The full listing should be written out verbatim, and its images should be dropped.

→ **Input**:
***

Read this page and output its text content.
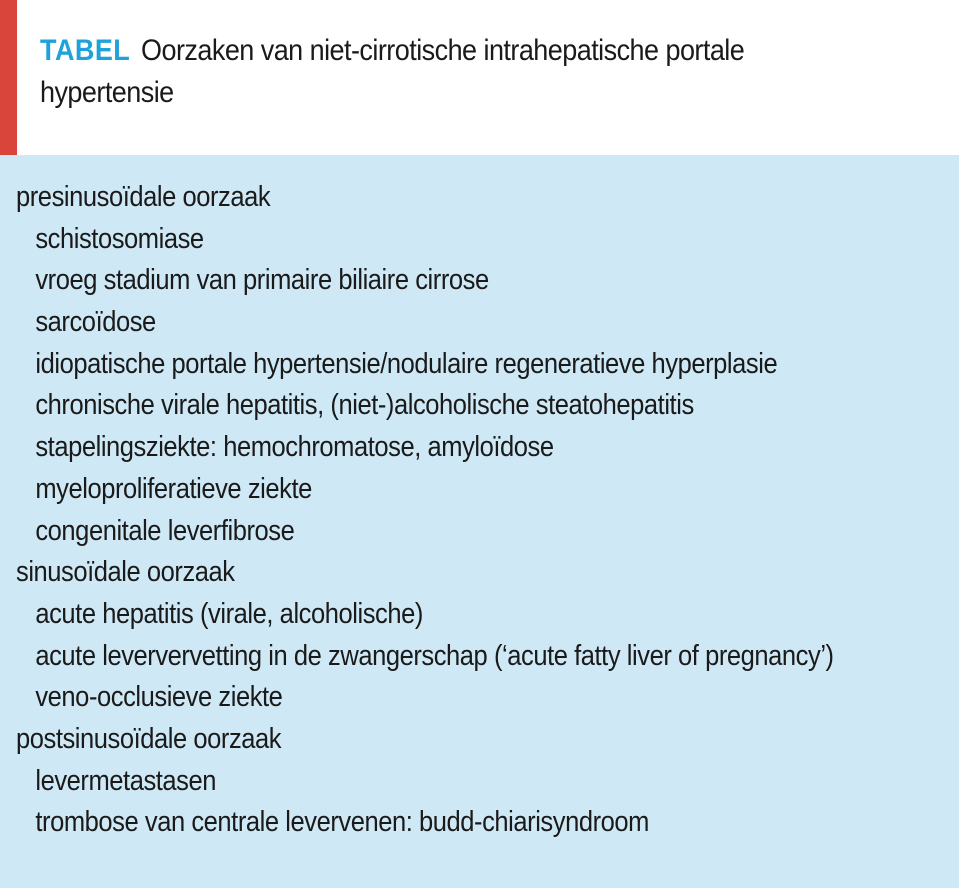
TABEL Oorzaken van niet-cirrotische intrahepatische portale hypertensie
presinusoïdale oorzaak
schistosomiase
vroeg stadium van primaire biliaire cirrose
sarcoïdose
idiopatische portale hypertensie/nodulaire regeneratieve hyperplasie
chronische virale hepatitis, (niet-)alcoholische steatohepatitis
stapelingsziekte: hemochromatose, amyloïdose
myeloproliferatieve ziekte
congenitale leverfibrose
sinusoïdale oorzaak
acute hepatitis (virale, alcoholische)
acute leververvetting in de zwangerschap (‘acute fatty liver of pregnancy’)
veno-occlusieve ziekte
postsinusoïdale oorzaak
levermetastasen
trombose van centrale levervenen: budd-chiarisyndroom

***

→ **Solution**:
Read this page and output its text content.
TABEL Oorzaken van niet-cirrotische intrahepatische portale hypertensie
presinusoïdale oorzaak
schistosomiase
vroeg stadium van primaire biliaire cirrose
sarcoïdose
idiopatische portale hypertensie/nodulaire regeneratieve hyperplasie
chronische virale hepatitis, (niet-)alcoholische steatohepatitis
stapelingsziekte: hemochromatose, amyloïdose
myeloproliferatieve ziekte
congenitale leverfibrose
sinusoïdale oorzaak
acute hepatitis (virale, alcoholische)
acute leververvetting in de zwangerschap (‘acute fatty liver of pregnancy’)
veno-occlusieve ziekte
postsinusoïdale oorzaak
levermetastasen
trombose van centrale levervenen: budd-chiarisyndroom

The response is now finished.